■ What you need to do:
In this exercise, return the whole listing exactly, excluding any images.

■ Records to process:
^^^^^^^^^^^^^^^^

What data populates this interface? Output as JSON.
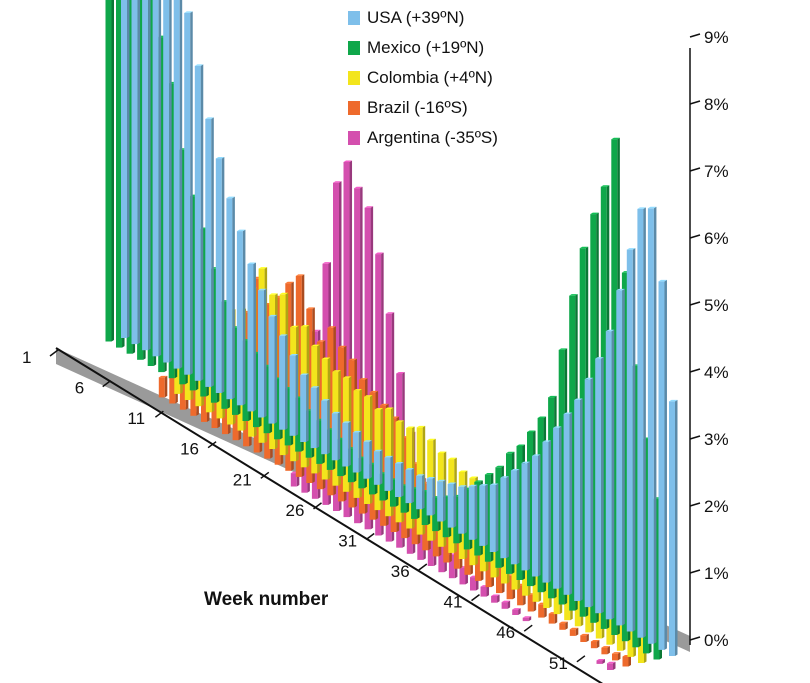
{
  "chart_data": {
    "type": "bar",
    "xlabel": "Week number",
    "ylabel": "",
    "ylim": [
      0,
      9
    ],
    "y_ticks": [
      "0%",
      "1%",
      "2%",
      "3%",
      "4%",
      "5%",
      "6%",
      "7%",
      "8%",
      "9%"
    ],
    "x_ticks": [
      "1",
      "6",
      "11",
      "16",
      "21",
      "26",
      "31",
      "36",
      "41",
      "46",
      "51"
    ],
    "x_tick_weeks": [
      1,
      6,
      11,
      16,
      21,
      26,
      31,
      36,
      41,
      46,
      51
    ],
    "legend_position": "top",
    "series": [
      {
        "name": "Argentina (-35ºS)",
        "color": "#d44fae",
        "values": [
          0,
          0,
          0,
          0,
          0,
          0,
          0,
          0,
          0,
          0,
          0,
          0,
          0,
          0,
          0,
          0,
          0,
          0,
          0,
          0,
          0,
          0,
          0.2,
          1.2,
          2.5,
          3.6,
          4.9,
          5.3,
          5.0,
          4.8,
          4.2,
          3.4,
          2.6,
          1.8,
          1.2,
          0.8,
          0.5,
          0.35,
          0.25,
          0.2,
          0.15,
          0.1,
          0.1,
          0.08,
          0.05,
          0,
          0,
          0,
          0,
          0,
          0,
          0.05,
          0.1
        ]
      },
      {
        "name": "Brazil (-16ºS)",
        "color": "#ee6a2c",
        "values": [
          0,
          0,
          0,
          0,
          0,
          0,
          0,
          0,
          0.3,
          0.8,
          1.2,
          0.8,
          0.6,
          0.7,
          1.0,
          1.4,
          2.0,
          2.6,
          2.3,
          2.5,
          2.8,
          3.0,
          2.6,
          2.2,
          2.5,
          2.3,
          2.2,
          2.0,
          1.9,
          1.8,
          1.7,
          1.5,
          1.2,
          1.0,
          0.8,
          0.7,
          0.6,
          0.55,
          0.5,
          0.45,
          0.4,
          0.35,
          0.3,
          0.25,
          0.2,
          0.15,
          0.1,
          0.1,
          0.1,
          0.1,
          0.1,
          0.1,
          0.15
        ]
      },
      {
        "name": "Colombia (+4ºN)",
        "color": "#f3e51c",
        "values": [
          0,
          0,
          0,
          0,
          0,
          0,
          0,
          0,
          0.4,
          0.6,
          0.9,
          1.3,
          1.6,
          1.7,
          1.8,
          2.2,
          2.6,
          2.3,
          2.4,
          2.0,
          2.1,
          1.9,
          1.8,
          1.7,
          1.7,
          1.6,
          1.6,
          1.5,
          1.6,
          1.5,
          1.5,
          1.6,
          1.5,
          1.4,
          1.4,
          1.3,
          1.3,
          1.2,
          1.2,
          1.1,
          1.1,
          1.0,
          0.9,
          0.9,
          0.8,
          0.7,
          0.6,
          0.5,
          0.5,
          0.5,
          0.6,
          0.6,
          0.7
        ]
      },
      {
        "name": "Mexico (+19ºN)",
        "color": "#0fa74a",
        "values": [
          8.5,
          7.4,
          6.7,
          6.2,
          5.6,
          5.0,
          4.4,
          3.5,
          2.9,
          2.5,
          2.0,
          1.6,
          1.3,
          1.2,
          1.1,
          1.0,
          0.9,
          0.85,
          0.8,
          0.7,
          0.65,
          0.6,
          0.55,
          0.5,
          0.45,
          0.45,
          0.4,
          0.4,
          0.4,
          0.45,
          0.5,
          0.5,
          0.6,
          0.7,
          0.9,
          1.1,
          1.3,
          1.5,
          1.8,
          2.0,
          2.3,
          2.6,
          3.0,
          3.8,
          4.7,
          5.5,
          6.1,
          6.6,
          7.4,
          5.5,
          4.2,
          3.2,
          2.4
        ]
      },
      {
        "name": "USA (+39ºN)",
        "color": "#7ebfea",
        "values": [
          7.7,
          7.3,
          7.0,
          6.8,
          6.4,
          6.0,
          5.4,
          4.7,
          4.0,
          3.5,
          3.0,
          2.6,
          2.2,
          1.9,
          1.6,
          1.4,
          1.2,
          1.0,
          0.9,
          0.8,
          0.7,
          0.65,
          0.6,
          0.55,
          0.5,
          0.5,
          0.5,
          0.5,
          0.5,
          0.55,
          0.6,
          0.65,
          0.7,
          0.8,
          0.9,
          1.0,
          1.2,
          1.4,
          1.6,
          1.8,
          2.1,
          2.4,
          2.7,
          3.0,
          3.4,
          3.8,
          4.3,
          5.0,
          5.7,
          6.4,
          6.5,
          5.5,
          3.8
        ]
      }
    ],
    "legend_order": [
      4,
      3,
      2,
      1,
      0
    ]
  }
}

^^^^^^^^^^^^^^^^

■ The output:
What data populates this interface? Output as JSON.
{
  "chart_data": {
    "type": "bar",
    "xlabel": "Week number",
    "ylabel": "",
    "ylim": [
      0,
      9
    ],
    "y_ticks": [
      "0%",
      "1%",
      "2%",
      "3%",
      "4%",
      "5%",
      "6%",
      "7%",
      "8%",
      "9%"
    ],
    "x_ticks": [
      "1",
      "6",
      "11",
      "16",
      "21",
      "26",
      "31",
      "36",
      "41",
      "46",
      "51"
    ],
    "x_tick_weeks": [
      1,
      6,
      11,
      16,
      21,
      26,
      31,
      36,
      41,
      46,
      51
    ],
    "legend_position": "top",
    "series": [
      {
        "name": "Argentina (-35ºS)",
        "color": "#d44fae",
        "values": [
          0,
          0,
          0,
          0,
          0,
          0,
          0,
          0,
          0,
          0,
          0,
          0,
          0,
          0,
          0,
          0,
          0,
          0,
          0,
          0,
          0,
          0,
          0.2,
          1.2,
          2.5,
          3.6,
          4.9,
          5.3,
          5.0,
          4.8,
          4.2,
          3.4,
          2.6,
          1.8,
          1.2,
          0.8,
          0.5,
          0.35,
          0.25,
          0.2,
          0.15,
          0.1,
          0.1,
          0.08,
          0.05,
          0,
          0,
          0,
          0,
          0,
          0,
          0.05,
          0.1
        ]
      },
      {
        "name": "Brazil (-16ºS)",
        "color": "#ee6a2c",
        "values": [
          0,
          0,
          0,
          0,
          0,
          0,
          0,
          0,
          0.3,
          0.8,
          1.2,
          0.8,
          0.6,
          0.7,
          1.0,
          1.4,
          2.0,
          2.6,
          2.3,
          2.5,
          2.8,
          3.0,
          2.6,
          2.2,
          2.5,
          2.3,
          2.2,
          2.0,
          1.9,
          1.8,
          1.7,
          1.5,
          1.2,
          1.0,
          0.8,
          0.7,
          0.6,
          0.55,
          0.5,
          0.45,
          0.4,
          0.35,
          0.3,
          0.25,
          0.2,
          0.15,
          0.1,
          0.1,
          0.1,
          0.1,
          0.1,
          0.1,
          0.15
        ]
      },
      {
        "name": "Colombia (+4ºN)",
        "color": "#f3e51c",
        "values": [
          0,
          0,
          0,
          0,
          0,
          0,
          0,
          0,
          0.4,
          0.6,
          0.9,
          1.3,
          1.6,
          1.7,
          1.8,
          2.2,
          2.6,
          2.3,
          2.4,
          2.0,
          2.1,
          1.9,
          1.8,
          1.7,
          1.7,
          1.6,
          1.6,
          1.5,
          1.6,
          1.5,
          1.5,
          1.6,
          1.5,
          1.4,
          1.4,
          1.3,
          1.3,
          1.2,
          1.2,
          1.1,
          1.1,
          1.0,
          0.9,
          0.9,
          0.8,
          0.7,
          0.6,
          0.5,
          0.5,
          0.5,
          0.6,
          0.6,
          0.7
        ]
      },
      {
        "name": "Mexico (+19ºN)",
        "color": "#0fa74a",
        "values": [
          8.5,
          7.4,
          6.7,
          6.2,
          5.6,
          5.0,
          4.4,
          3.5,
          2.9,
          2.5,
          2.0,
          1.6,
          1.3,
          1.2,
          1.1,
          1.0,
          0.9,
          0.85,
          0.8,
          0.7,
          0.65,
          0.6,
          0.55,
          0.5,
          0.45,
          0.45,
          0.4,
          0.4,
          0.4,
          0.45,
          0.5,
          0.5,
          0.6,
          0.7,
          0.9,
          1.1,
          1.3,
          1.5,
          1.8,
          2.0,
          2.3,
          2.6,
          3.0,
          3.8,
          4.7,
          5.5,
          6.1,
          6.6,
          7.4,
          5.5,
          4.2,
          3.2,
          2.4
        ]
      },
      {
        "name": "USA (+39ºN)",
        "color": "#7ebfea",
        "values": [
          7.7,
          7.3,
          7.0,
          6.8,
          6.4,
          6.0,
          5.4,
          4.7,
          4.0,
          3.5,
          3.0,
          2.6,
          2.2,
          1.9,
          1.6,
          1.4,
          1.2,
          1.0,
          0.9,
          0.8,
          0.7,
          0.65,
          0.6,
          0.55,
          0.5,
          0.5,
          0.5,
          0.5,
          0.5,
          0.55,
          0.6,
          0.65,
          0.7,
          0.8,
          0.9,
          1.0,
          1.2,
          1.4,
          1.6,
          1.8,
          2.1,
          2.4,
          2.7,
          3.0,
          3.4,
          3.8,
          4.3,
          5.0,
          5.7,
          6.4,
          6.5,
          5.5,
          3.8
        ]
      }
    ],
    "legend_order": [
      4,
      3,
      2,
      1,
      0
    ]
  }
}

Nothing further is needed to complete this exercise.